** BEGIN Task material **
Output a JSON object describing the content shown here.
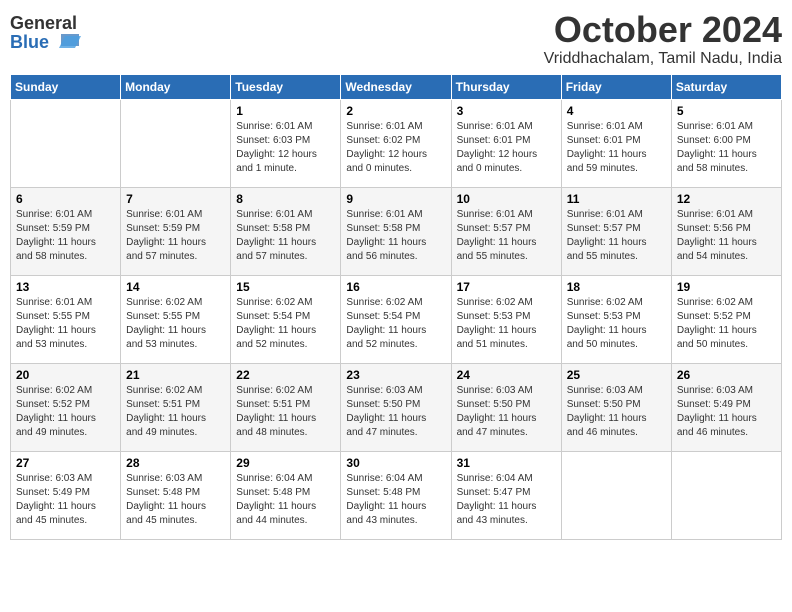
{
  "logo": {
    "general": "General",
    "blue": "Blue"
  },
  "title": "October 2024",
  "location": "Vriddhachalam, Tamil Nadu, India",
  "days": [
    "Sunday",
    "Monday",
    "Tuesday",
    "Wednesday",
    "Thursday",
    "Friday",
    "Saturday"
  ],
  "weeks": [
    [
      {
        "date": "",
        "sunrise": "",
        "sunset": "",
        "daylight": ""
      },
      {
        "date": "",
        "sunrise": "",
        "sunset": "",
        "daylight": ""
      },
      {
        "date": "1",
        "sunrise": "Sunrise: 6:01 AM",
        "sunset": "Sunset: 6:03 PM",
        "daylight": "Daylight: 12 hours and 1 minute."
      },
      {
        "date": "2",
        "sunrise": "Sunrise: 6:01 AM",
        "sunset": "Sunset: 6:02 PM",
        "daylight": "Daylight: 12 hours and 0 minutes."
      },
      {
        "date": "3",
        "sunrise": "Sunrise: 6:01 AM",
        "sunset": "Sunset: 6:01 PM",
        "daylight": "Daylight: 12 hours and 0 minutes."
      },
      {
        "date": "4",
        "sunrise": "Sunrise: 6:01 AM",
        "sunset": "Sunset: 6:01 PM",
        "daylight": "Daylight: 11 hours and 59 minutes."
      },
      {
        "date": "5",
        "sunrise": "Sunrise: 6:01 AM",
        "sunset": "Sunset: 6:00 PM",
        "daylight": "Daylight: 11 hours and 58 minutes."
      }
    ],
    [
      {
        "date": "6",
        "sunrise": "Sunrise: 6:01 AM",
        "sunset": "Sunset: 5:59 PM",
        "daylight": "Daylight: 11 hours and 58 minutes."
      },
      {
        "date": "7",
        "sunrise": "Sunrise: 6:01 AM",
        "sunset": "Sunset: 5:59 PM",
        "daylight": "Daylight: 11 hours and 57 minutes."
      },
      {
        "date": "8",
        "sunrise": "Sunrise: 6:01 AM",
        "sunset": "Sunset: 5:58 PM",
        "daylight": "Daylight: 11 hours and 57 minutes."
      },
      {
        "date": "9",
        "sunrise": "Sunrise: 6:01 AM",
        "sunset": "Sunset: 5:58 PM",
        "daylight": "Daylight: 11 hours and 56 minutes."
      },
      {
        "date": "10",
        "sunrise": "Sunrise: 6:01 AM",
        "sunset": "Sunset: 5:57 PM",
        "daylight": "Daylight: 11 hours and 55 minutes."
      },
      {
        "date": "11",
        "sunrise": "Sunrise: 6:01 AM",
        "sunset": "Sunset: 5:57 PM",
        "daylight": "Daylight: 11 hours and 55 minutes."
      },
      {
        "date": "12",
        "sunrise": "Sunrise: 6:01 AM",
        "sunset": "Sunset: 5:56 PM",
        "daylight": "Daylight: 11 hours and 54 minutes."
      }
    ],
    [
      {
        "date": "13",
        "sunrise": "Sunrise: 6:01 AM",
        "sunset": "Sunset: 5:55 PM",
        "daylight": "Daylight: 11 hours and 53 minutes."
      },
      {
        "date": "14",
        "sunrise": "Sunrise: 6:02 AM",
        "sunset": "Sunset: 5:55 PM",
        "daylight": "Daylight: 11 hours and 53 minutes."
      },
      {
        "date": "15",
        "sunrise": "Sunrise: 6:02 AM",
        "sunset": "Sunset: 5:54 PM",
        "daylight": "Daylight: 11 hours and 52 minutes."
      },
      {
        "date": "16",
        "sunrise": "Sunrise: 6:02 AM",
        "sunset": "Sunset: 5:54 PM",
        "daylight": "Daylight: 11 hours and 52 minutes."
      },
      {
        "date": "17",
        "sunrise": "Sunrise: 6:02 AM",
        "sunset": "Sunset: 5:53 PM",
        "daylight": "Daylight: 11 hours and 51 minutes."
      },
      {
        "date": "18",
        "sunrise": "Sunrise: 6:02 AM",
        "sunset": "Sunset: 5:53 PM",
        "daylight": "Daylight: 11 hours and 50 minutes."
      },
      {
        "date": "19",
        "sunrise": "Sunrise: 6:02 AM",
        "sunset": "Sunset: 5:52 PM",
        "daylight": "Daylight: 11 hours and 50 minutes."
      }
    ],
    [
      {
        "date": "20",
        "sunrise": "Sunrise: 6:02 AM",
        "sunset": "Sunset: 5:52 PM",
        "daylight": "Daylight: 11 hours and 49 minutes."
      },
      {
        "date": "21",
        "sunrise": "Sunrise: 6:02 AM",
        "sunset": "Sunset: 5:51 PM",
        "daylight": "Daylight: 11 hours and 49 minutes."
      },
      {
        "date": "22",
        "sunrise": "Sunrise: 6:02 AM",
        "sunset": "Sunset: 5:51 PM",
        "daylight": "Daylight: 11 hours and 48 minutes."
      },
      {
        "date": "23",
        "sunrise": "Sunrise: 6:03 AM",
        "sunset": "Sunset: 5:50 PM",
        "daylight": "Daylight: 11 hours and 47 minutes."
      },
      {
        "date": "24",
        "sunrise": "Sunrise: 6:03 AM",
        "sunset": "Sunset: 5:50 PM",
        "daylight": "Daylight: 11 hours and 47 minutes."
      },
      {
        "date": "25",
        "sunrise": "Sunrise: 6:03 AM",
        "sunset": "Sunset: 5:50 PM",
        "daylight": "Daylight: 11 hours and 46 minutes."
      },
      {
        "date": "26",
        "sunrise": "Sunrise: 6:03 AM",
        "sunset": "Sunset: 5:49 PM",
        "daylight": "Daylight: 11 hours and 46 minutes."
      }
    ],
    [
      {
        "date": "27",
        "sunrise": "Sunrise: 6:03 AM",
        "sunset": "Sunset: 5:49 PM",
        "daylight": "Daylight: 11 hours and 45 minutes."
      },
      {
        "date": "28",
        "sunrise": "Sunrise: 6:03 AM",
        "sunset": "Sunset: 5:48 PM",
        "daylight": "Daylight: 11 hours and 45 minutes."
      },
      {
        "date": "29",
        "sunrise": "Sunrise: 6:04 AM",
        "sunset": "Sunset: 5:48 PM",
        "daylight": "Daylight: 11 hours and 44 minutes."
      },
      {
        "date": "30",
        "sunrise": "Sunrise: 6:04 AM",
        "sunset": "Sunset: 5:48 PM",
        "daylight": "Daylight: 11 hours and 43 minutes."
      },
      {
        "date": "31",
        "sunrise": "Sunrise: 6:04 AM",
        "sunset": "Sunset: 5:47 PM",
        "daylight": "Daylight: 11 hours and 43 minutes."
      },
      {
        "date": "",
        "sunrise": "",
        "sunset": "",
        "daylight": ""
      },
      {
        "date": "",
        "sunrise": "",
        "sunset": "",
        "daylight": ""
      }
    ]
  ]
}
** END Task material **
→ Given instruction
Pictures excluded, quote all the data above exactly.

→ Result
Output a JSON object describing the content shown here.
{
  "logo": {
    "general": "General",
    "blue": "Blue"
  },
  "title": "October 2024",
  "location": "Vriddhachalam, Tamil Nadu, India",
  "days": [
    "Sunday",
    "Monday",
    "Tuesday",
    "Wednesday",
    "Thursday",
    "Friday",
    "Saturday"
  ],
  "weeks": [
    [
      {
        "date": "",
        "sunrise": "",
        "sunset": "",
        "daylight": ""
      },
      {
        "date": "",
        "sunrise": "",
        "sunset": "",
        "daylight": ""
      },
      {
        "date": "1",
        "sunrise": "Sunrise: 6:01 AM",
        "sunset": "Sunset: 6:03 PM",
        "daylight": "Daylight: 12 hours and 1 minute."
      },
      {
        "date": "2",
        "sunrise": "Sunrise: 6:01 AM",
        "sunset": "Sunset: 6:02 PM",
        "daylight": "Daylight: 12 hours and 0 minutes."
      },
      {
        "date": "3",
        "sunrise": "Sunrise: 6:01 AM",
        "sunset": "Sunset: 6:01 PM",
        "daylight": "Daylight: 12 hours and 0 minutes."
      },
      {
        "date": "4",
        "sunrise": "Sunrise: 6:01 AM",
        "sunset": "Sunset: 6:01 PM",
        "daylight": "Daylight: 11 hours and 59 minutes."
      },
      {
        "date": "5",
        "sunrise": "Sunrise: 6:01 AM",
        "sunset": "Sunset: 6:00 PM",
        "daylight": "Daylight: 11 hours and 58 minutes."
      }
    ],
    [
      {
        "date": "6",
        "sunrise": "Sunrise: 6:01 AM",
        "sunset": "Sunset: 5:59 PM",
        "daylight": "Daylight: 11 hours and 58 minutes."
      },
      {
        "date": "7",
        "sunrise": "Sunrise: 6:01 AM",
        "sunset": "Sunset: 5:59 PM",
        "daylight": "Daylight: 11 hours and 57 minutes."
      },
      {
        "date": "8",
        "sunrise": "Sunrise: 6:01 AM",
        "sunset": "Sunset: 5:58 PM",
        "daylight": "Daylight: 11 hours and 57 minutes."
      },
      {
        "date": "9",
        "sunrise": "Sunrise: 6:01 AM",
        "sunset": "Sunset: 5:58 PM",
        "daylight": "Daylight: 11 hours and 56 minutes."
      },
      {
        "date": "10",
        "sunrise": "Sunrise: 6:01 AM",
        "sunset": "Sunset: 5:57 PM",
        "daylight": "Daylight: 11 hours and 55 minutes."
      },
      {
        "date": "11",
        "sunrise": "Sunrise: 6:01 AM",
        "sunset": "Sunset: 5:57 PM",
        "daylight": "Daylight: 11 hours and 55 minutes."
      },
      {
        "date": "12",
        "sunrise": "Sunrise: 6:01 AM",
        "sunset": "Sunset: 5:56 PM",
        "daylight": "Daylight: 11 hours and 54 minutes."
      }
    ],
    [
      {
        "date": "13",
        "sunrise": "Sunrise: 6:01 AM",
        "sunset": "Sunset: 5:55 PM",
        "daylight": "Daylight: 11 hours and 53 minutes."
      },
      {
        "date": "14",
        "sunrise": "Sunrise: 6:02 AM",
        "sunset": "Sunset: 5:55 PM",
        "daylight": "Daylight: 11 hours and 53 minutes."
      },
      {
        "date": "15",
        "sunrise": "Sunrise: 6:02 AM",
        "sunset": "Sunset: 5:54 PM",
        "daylight": "Daylight: 11 hours and 52 minutes."
      },
      {
        "date": "16",
        "sunrise": "Sunrise: 6:02 AM",
        "sunset": "Sunset: 5:54 PM",
        "daylight": "Daylight: 11 hours and 52 minutes."
      },
      {
        "date": "17",
        "sunrise": "Sunrise: 6:02 AM",
        "sunset": "Sunset: 5:53 PM",
        "daylight": "Daylight: 11 hours and 51 minutes."
      },
      {
        "date": "18",
        "sunrise": "Sunrise: 6:02 AM",
        "sunset": "Sunset: 5:53 PM",
        "daylight": "Daylight: 11 hours and 50 minutes."
      },
      {
        "date": "19",
        "sunrise": "Sunrise: 6:02 AM",
        "sunset": "Sunset: 5:52 PM",
        "daylight": "Daylight: 11 hours and 50 minutes."
      }
    ],
    [
      {
        "date": "20",
        "sunrise": "Sunrise: 6:02 AM",
        "sunset": "Sunset: 5:52 PM",
        "daylight": "Daylight: 11 hours and 49 minutes."
      },
      {
        "date": "21",
        "sunrise": "Sunrise: 6:02 AM",
        "sunset": "Sunset: 5:51 PM",
        "daylight": "Daylight: 11 hours and 49 minutes."
      },
      {
        "date": "22",
        "sunrise": "Sunrise: 6:02 AM",
        "sunset": "Sunset: 5:51 PM",
        "daylight": "Daylight: 11 hours and 48 minutes."
      },
      {
        "date": "23",
        "sunrise": "Sunrise: 6:03 AM",
        "sunset": "Sunset: 5:50 PM",
        "daylight": "Daylight: 11 hours and 47 minutes."
      },
      {
        "date": "24",
        "sunrise": "Sunrise: 6:03 AM",
        "sunset": "Sunset: 5:50 PM",
        "daylight": "Daylight: 11 hours and 47 minutes."
      },
      {
        "date": "25",
        "sunrise": "Sunrise: 6:03 AM",
        "sunset": "Sunset: 5:50 PM",
        "daylight": "Daylight: 11 hours and 46 minutes."
      },
      {
        "date": "26",
        "sunrise": "Sunrise: 6:03 AM",
        "sunset": "Sunset: 5:49 PM",
        "daylight": "Daylight: 11 hours and 46 minutes."
      }
    ],
    [
      {
        "date": "27",
        "sunrise": "Sunrise: 6:03 AM",
        "sunset": "Sunset: 5:49 PM",
        "daylight": "Daylight: 11 hours and 45 minutes."
      },
      {
        "date": "28",
        "sunrise": "Sunrise: 6:03 AM",
        "sunset": "Sunset: 5:48 PM",
        "daylight": "Daylight: 11 hours and 45 minutes."
      },
      {
        "date": "29",
        "sunrise": "Sunrise: 6:04 AM",
        "sunset": "Sunset: 5:48 PM",
        "daylight": "Daylight: 11 hours and 44 minutes."
      },
      {
        "date": "30",
        "sunrise": "Sunrise: 6:04 AM",
        "sunset": "Sunset: 5:48 PM",
        "daylight": "Daylight: 11 hours and 43 minutes."
      },
      {
        "date": "31",
        "sunrise": "Sunrise: 6:04 AM",
        "sunset": "Sunset: 5:47 PM",
        "daylight": "Daylight: 11 hours and 43 minutes."
      },
      {
        "date": "",
        "sunrise": "",
        "sunset": "",
        "daylight": ""
      },
      {
        "date": "",
        "sunrise": "",
        "sunset": "",
        "daylight": ""
      }
    ]
  ]
}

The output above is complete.